(Task goal): Which rows contain the string "elements"? Gather each of them and copy it out in full.

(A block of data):
- - - - -

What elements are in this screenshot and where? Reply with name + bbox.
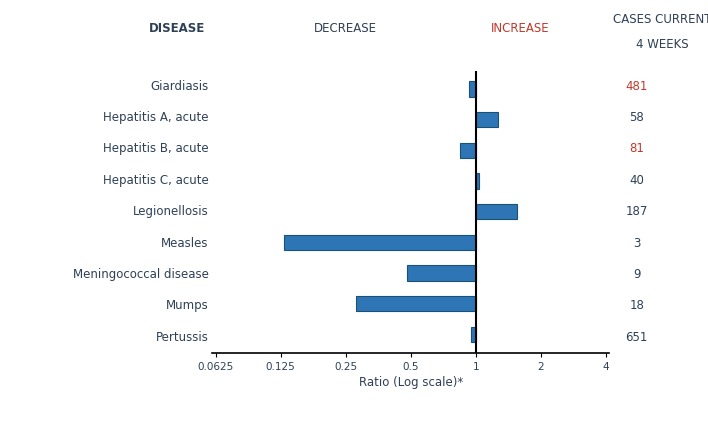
Text: INCREASE: INCREASE	[491, 22, 549, 35]
Bar	[407, 265, 476, 281]
Bar	[476, 204, 517, 219]
Text: 9: 9	[633, 268, 640, 281]
Text: Pertussis: Pertussis	[156, 331, 208, 344]
Bar	[356, 296, 476, 311]
Bar	[471, 327, 476, 342]
Text: 4 WEEKS: 4 WEEKS	[636, 38, 688, 51]
Text: 187: 187	[625, 205, 648, 218]
X-axis label: Ratio (Log scale)*: Ratio (Log scale)*	[358, 376, 463, 389]
Text: Giardiasis: Giardiasis	[150, 80, 208, 93]
Text: 651: 651	[625, 331, 648, 344]
Text: Meningococcal disease: Meningococcal disease	[72, 268, 208, 281]
Text: Measles: Measles	[161, 236, 208, 250]
Text: Mumps: Mumps	[166, 299, 208, 312]
Text: 81: 81	[629, 142, 644, 156]
Text: 3: 3	[633, 236, 640, 250]
Text: DECREASE: DECREASE	[314, 22, 377, 35]
Bar	[476, 173, 479, 189]
Text: 40: 40	[629, 174, 644, 187]
Text: Hepatitis B, acute: Hepatitis B, acute	[103, 142, 208, 156]
Text: Hepatitis C, acute: Hepatitis C, acute	[103, 174, 208, 187]
Text: DISEASE: DISEASE	[149, 22, 205, 35]
Text: 58: 58	[629, 111, 644, 124]
Bar	[285, 235, 476, 250]
Text: 18: 18	[629, 299, 644, 312]
Text: Legionellosis: Legionellosis	[132, 205, 208, 218]
Text: CASES CURRENT: CASES CURRENT	[612, 14, 708, 26]
Bar	[460, 142, 476, 158]
Text: Hepatitis A, acute: Hepatitis A, acute	[103, 111, 208, 124]
Bar	[469, 81, 476, 97]
Text: 481: 481	[625, 80, 648, 93]
Bar	[476, 112, 498, 127]
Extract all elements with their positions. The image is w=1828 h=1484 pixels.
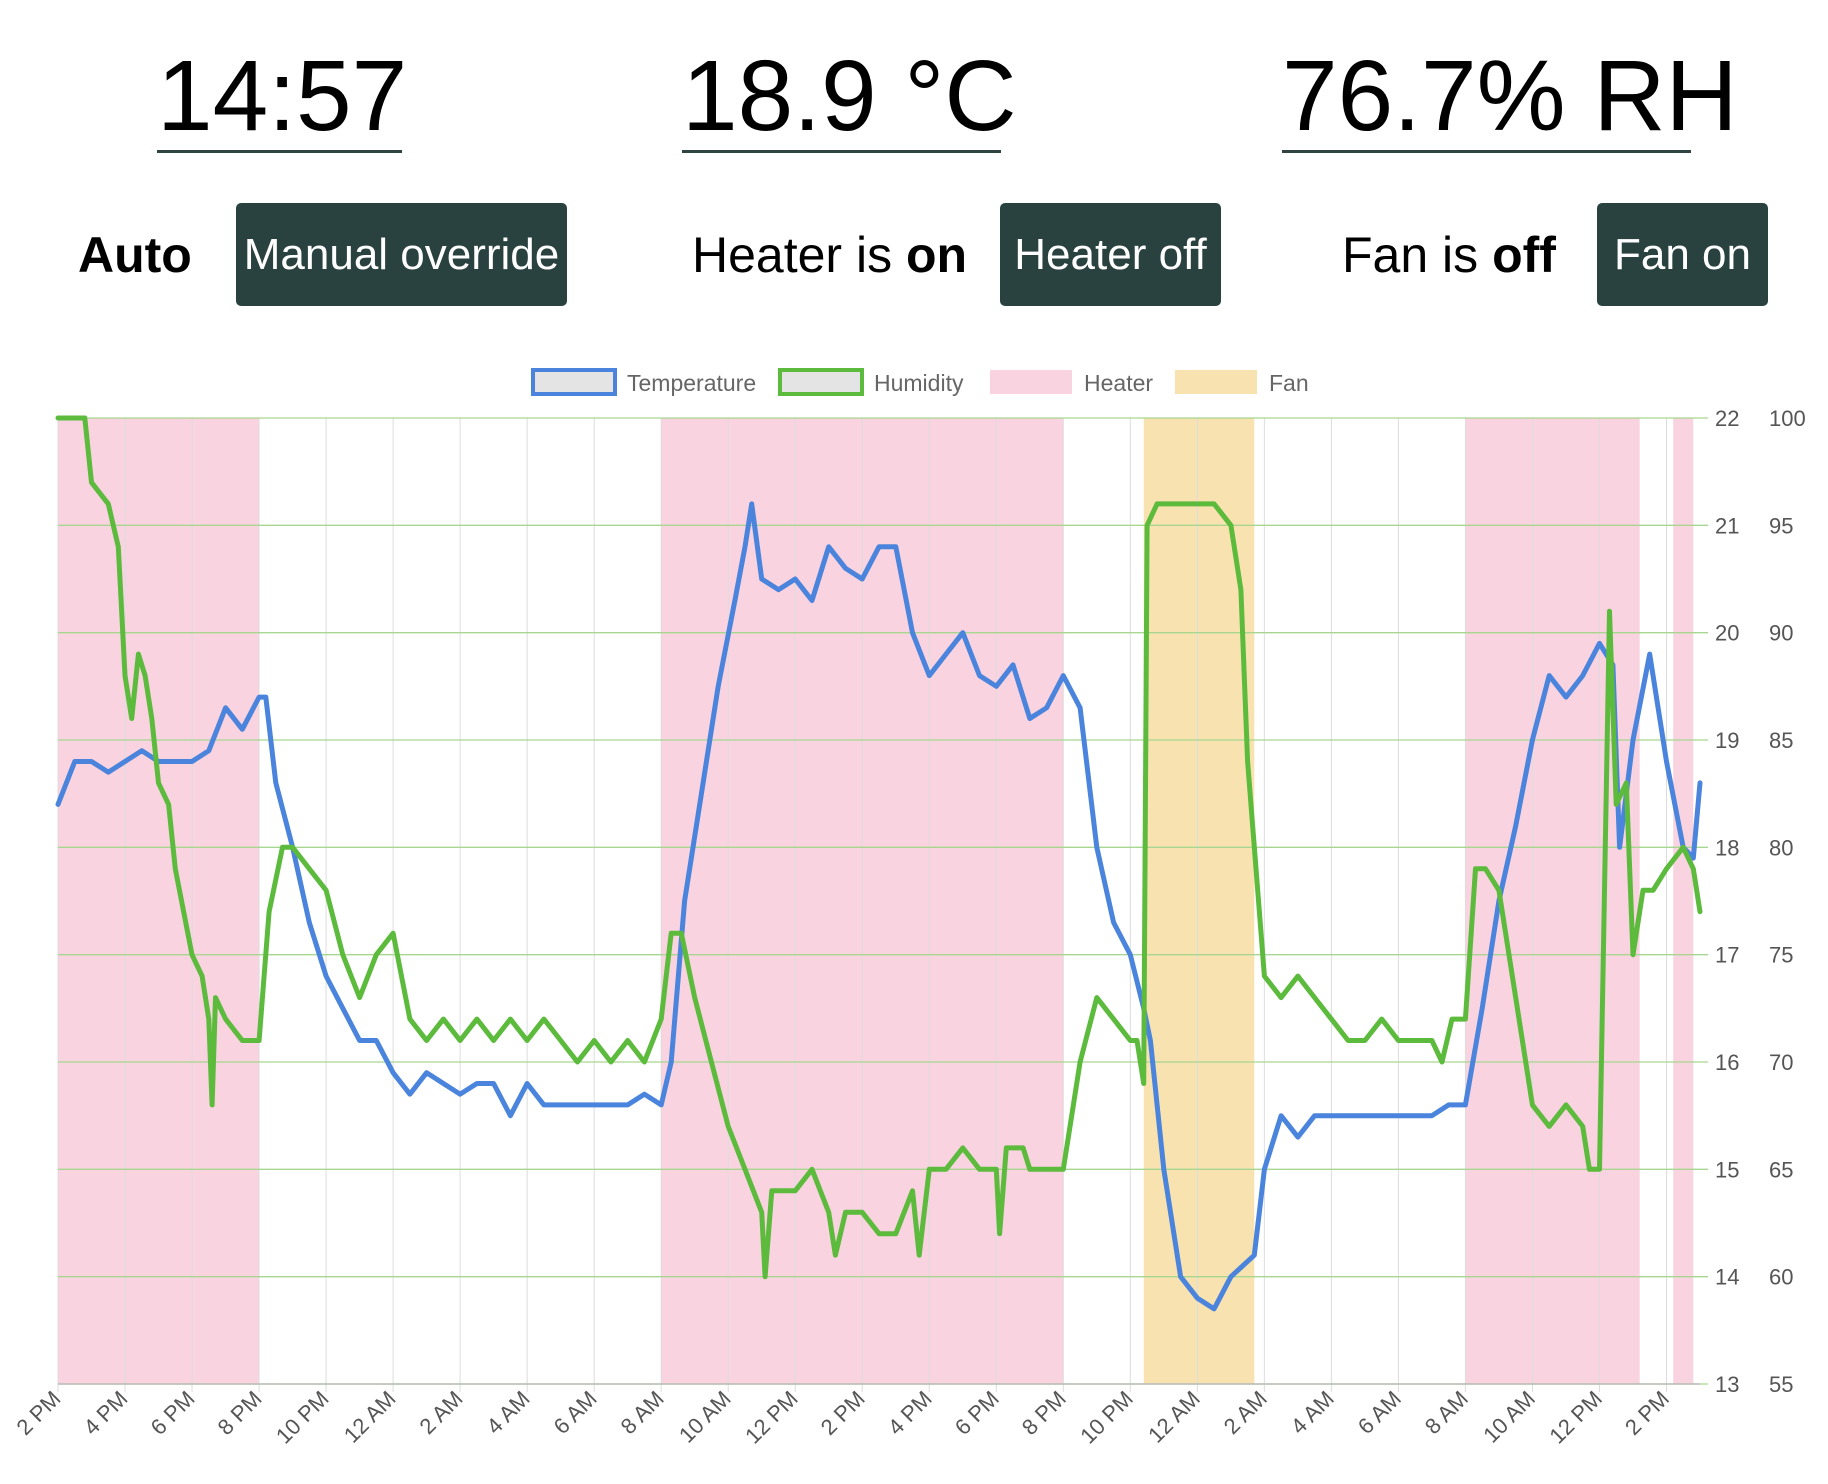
y-left-tick-label: 14 — [1715, 1265, 1739, 1290]
humidity-readout: 76.7% RH — [1282, 40, 1738, 153]
chart-legend[interactable]: Temperature Humidity Heater Fan — [531, 368, 1309, 396]
legend-swatch — [1175, 370, 1257, 394]
x-tick-label: 8 AM — [616, 1386, 669, 1439]
heater-band-3 — [1673, 418, 1694, 1384]
x-tick-label: 6 AM — [549, 1386, 602, 1439]
y-right-tick-label: 75 — [1769, 943, 1793, 968]
y-right-tick-label: 100 — [1769, 406, 1806, 431]
heater-off-button[interactable]: Heater off — [1000, 203, 1221, 306]
y-left-tick-label: 19 — [1715, 728, 1739, 753]
legend-label: Temperature — [627, 370, 756, 396]
heater-band-2 — [1465, 418, 1640, 1384]
mode-label: Auto — [78, 227, 192, 283]
fan-state: off — [1492, 227, 1556, 283]
y-left-tick-label: 21 — [1715, 513, 1739, 538]
heater-state: on — [905, 227, 968, 283]
x-tick-label: 8 PM — [213, 1386, 267, 1440]
legend-swatch — [990, 370, 1072, 394]
x-tick-label: 2 PM — [1620, 1386, 1674, 1440]
x-tick-label: 10 AM — [674, 1386, 736, 1448]
legend-item-fan[interactable]: Fan — [1175, 370, 1309, 396]
x-tick-label: 10 PM — [1075, 1386, 1138, 1449]
manual-override-button[interactable]: Manual override — [236, 203, 567, 306]
x-tick-label: 12 PM — [1544, 1386, 1607, 1449]
x-tick-label: 12 AM — [1143, 1386, 1205, 1448]
y-right-tick-label: 65 — [1769, 1157, 1793, 1182]
legend-item-humidity[interactable]: Humidity — [778, 368, 964, 396]
x-tick-label: 2 PM — [816, 1386, 870, 1440]
x-tick-label: 10 PM — [271, 1386, 334, 1449]
x-tick-label: 2 AM — [415, 1386, 468, 1439]
x-tick-label: 4 PM — [79, 1386, 133, 1440]
y-right-tick-label: 55 — [1769, 1372, 1793, 1397]
legend-item-heater[interactable]: Heater — [990, 370, 1153, 396]
x-tick-label: 10 AM — [1478, 1386, 1540, 1448]
y-left-tick-label: 16 — [1715, 1050, 1739, 1075]
heater-band-0 — [58, 418, 260, 1384]
legend-label: Humidity — [874, 370, 964, 396]
x-tick-label: 4 AM — [482, 1386, 535, 1439]
legend-item-temperature[interactable]: Temperature — [531, 368, 756, 396]
legend-label: Heater — [1084, 370, 1153, 396]
y-right-tick-label: 80 — [1769, 835, 1793, 860]
fan-band-0 — [1143, 418, 1255, 1384]
x-tick-label: 6 AM — [1353, 1386, 1406, 1439]
y-left-tick-label: 22 — [1715, 406, 1739, 431]
legend-label: Fan — [1269, 370, 1309, 396]
fan-on-button[interactable]: Fan on — [1597, 203, 1768, 306]
x-tick-label: 6 PM — [146, 1386, 200, 1440]
y-right-tick-label: 70 — [1769, 1050, 1793, 1075]
time-readout: 14:57 — [157, 40, 408, 153]
heater-status: Heater is on — [692, 220, 967, 290]
mode-status: Auto — [78, 220, 192, 290]
fan-status: Fan is off — [1342, 220, 1556, 290]
x-tick-label: 12 AM — [339, 1386, 401, 1448]
y-left-tick-label: 13 — [1715, 1372, 1739, 1397]
series-lines — [55, 415, 1703, 1312]
legend-swatch — [531, 368, 617, 396]
climate-chart: 2 PM 4 PM 6 PM 8 PM 10 PM 12 AM 2 AM 4 AM 6 AM 8 … — [12, 368, 1806, 1449]
y-right-tick-label: 90 — [1769, 621, 1793, 646]
x-tick-label: 8 AM — [1420, 1386, 1473, 1439]
y-right-tick-label: 85 — [1769, 728, 1793, 753]
temperature-readout: 18.9 °C — [682, 40, 1017, 153]
x-tick-label: 2 PM — [12, 1386, 66, 1440]
x-tick-label: 6 PM — [950, 1386, 1004, 1440]
y-left-tick-label: 17 — [1715, 943, 1739, 968]
y-right-tick-label: 95 — [1769, 513, 1793, 538]
heater-status-prefix: Heater is — [692, 227, 906, 283]
x-tick-label: 2 AM — [1219, 1386, 1272, 1439]
y-left-tick-label: 15 — [1715, 1157, 1739, 1182]
x-tick-label: 8 PM — [1017, 1386, 1071, 1440]
y-right-tick-label: 60 — [1769, 1265, 1793, 1290]
legend-swatch — [778, 368, 864, 396]
y-left-tick-label: 18 — [1715, 835, 1739, 860]
x-tick-label: 4 AM — [1286, 1386, 1339, 1439]
humidity-series-line — [55, 415, 1703, 1280]
temperature-series-line — [55, 501, 1703, 1312]
fan-status-prefix: Fan is — [1342, 227, 1493, 283]
y-left-tick-label: 20 — [1715, 621, 1739, 646]
x-tick-label: 4 PM — [883, 1386, 937, 1440]
x-tick-label: 12 PM — [740, 1386, 803, 1449]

- - - - -

(Finished exercise):
What elements are in this screenshot and where? Reply with name + bbox.
Extract all elements with their positions. The image is w=1828 h=1484 pixels.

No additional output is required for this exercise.